[Instruction] Give every line of the material again, exactly as written.
[begin Dataset records]
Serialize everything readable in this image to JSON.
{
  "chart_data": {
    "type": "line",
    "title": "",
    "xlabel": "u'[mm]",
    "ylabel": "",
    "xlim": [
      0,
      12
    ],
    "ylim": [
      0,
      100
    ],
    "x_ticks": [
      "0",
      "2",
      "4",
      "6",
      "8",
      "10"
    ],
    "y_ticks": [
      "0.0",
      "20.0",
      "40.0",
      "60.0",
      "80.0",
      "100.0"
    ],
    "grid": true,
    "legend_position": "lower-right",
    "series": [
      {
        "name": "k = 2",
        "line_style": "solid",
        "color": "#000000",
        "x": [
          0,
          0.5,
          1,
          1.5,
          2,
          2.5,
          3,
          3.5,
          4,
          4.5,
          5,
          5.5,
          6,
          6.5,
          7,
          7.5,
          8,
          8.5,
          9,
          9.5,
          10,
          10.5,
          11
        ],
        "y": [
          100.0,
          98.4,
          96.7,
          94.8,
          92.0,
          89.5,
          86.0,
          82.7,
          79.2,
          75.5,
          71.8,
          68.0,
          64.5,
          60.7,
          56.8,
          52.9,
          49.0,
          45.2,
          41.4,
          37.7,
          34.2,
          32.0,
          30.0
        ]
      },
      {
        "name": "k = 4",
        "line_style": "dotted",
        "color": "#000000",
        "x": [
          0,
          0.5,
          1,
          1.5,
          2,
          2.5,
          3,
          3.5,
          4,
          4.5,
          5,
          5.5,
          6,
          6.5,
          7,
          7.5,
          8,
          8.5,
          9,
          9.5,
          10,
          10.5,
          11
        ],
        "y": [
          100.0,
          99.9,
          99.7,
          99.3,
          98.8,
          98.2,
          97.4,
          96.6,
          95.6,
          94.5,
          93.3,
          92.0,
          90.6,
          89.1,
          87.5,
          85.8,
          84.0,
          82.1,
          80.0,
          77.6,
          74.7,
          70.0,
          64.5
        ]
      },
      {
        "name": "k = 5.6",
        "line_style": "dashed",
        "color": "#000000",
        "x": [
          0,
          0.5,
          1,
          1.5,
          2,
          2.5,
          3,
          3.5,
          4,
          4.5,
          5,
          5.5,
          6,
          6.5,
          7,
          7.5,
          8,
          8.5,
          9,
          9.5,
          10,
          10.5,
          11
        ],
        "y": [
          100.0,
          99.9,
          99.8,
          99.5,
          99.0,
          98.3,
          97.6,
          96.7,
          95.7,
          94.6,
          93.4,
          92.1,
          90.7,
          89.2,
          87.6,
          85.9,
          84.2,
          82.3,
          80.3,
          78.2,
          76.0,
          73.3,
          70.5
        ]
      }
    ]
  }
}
[end Dataset records]
[Expected answer]
Serialize everything readable in this image to JSON.
{
  "chart_data": {
    "type": "line",
    "title": "",
    "xlabel": "u'[mm]",
    "ylabel": "",
    "xlim": [
      0,
      12
    ],
    "ylim": [
      0,
      100
    ],
    "x_ticks": [
      "0",
      "2",
      "4",
      "6",
      "8",
      "10"
    ],
    "y_ticks": [
      "0.0",
      "20.0",
      "40.0",
      "60.0",
      "80.0",
      "100.0"
    ],
    "grid": true,
    "legend_position": "lower-right",
    "series": [
      {
        "name": "k = 2",
        "line_style": "solid",
        "color": "#000000",
        "x": [
          0,
          0.5,
          1,
          1.5,
          2,
          2.5,
          3,
          3.5,
          4,
          4.5,
          5,
          5.5,
          6,
          6.5,
          7,
          7.5,
          8,
          8.5,
          9,
          9.5,
          10,
          10.5,
          11
        ],
        "y": [
          100.0,
          98.4,
          96.7,
          94.8,
          92.0,
          89.5,
          86.0,
          82.7,
          79.2,
          75.5,
          71.8,
          68.0,
          64.5,
          60.7,
          56.8,
          52.9,
          49.0,
          45.2,
          41.4,
          37.7,
          34.2,
          32.0,
          30.0
        ]
      },
      {
        "name": "k = 4",
        "line_style": "dotted",
        "color": "#000000",
        "x": [
          0,
          0.5,
          1,
          1.5,
          2,
          2.5,
          3,
          3.5,
          4,
          4.5,
          5,
          5.5,
          6,
          6.5,
          7,
          7.5,
          8,
          8.5,
          9,
          9.5,
          10,
          10.5,
          11
        ],
        "y": [
          100.0,
          99.9,
          99.7,
          99.3,
          98.8,
          98.2,
          97.4,
          96.6,
          95.6,
          94.5,
          93.3,
          92.0,
          90.6,
          89.1,
          87.5,
          85.8,
          84.0,
          82.1,
          80.0,
          77.6,
          74.7,
          70.0,
          64.5
        ]
      },
      {
        "name": "k = 5.6",
        "line_style": "dashed",
        "color": "#000000",
        "x": [
          0,
          0.5,
          1,
          1.5,
          2,
          2.5,
          3,
          3.5,
          4,
          4.5,
          5,
          5.5,
          6,
          6.5,
          7,
          7.5,
          8,
          8.5,
          9,
          9.5,
          10,
          10.5,
          11
        ],
        "y": [
          100.0,
          99.9,
          99.8,
          99.5,
          99.0,
          98.3,
          97.6,
          96.7,
          95.7,
          94.6,
          93.4,
          92.1,
          90.7,
          89.2,
          87.6,
          85.9,
          84.2,
          82.3,
          80.3,
          78.2,
          76.0,
          73.3,
          70.5
        ]
      }
    ]
  }
}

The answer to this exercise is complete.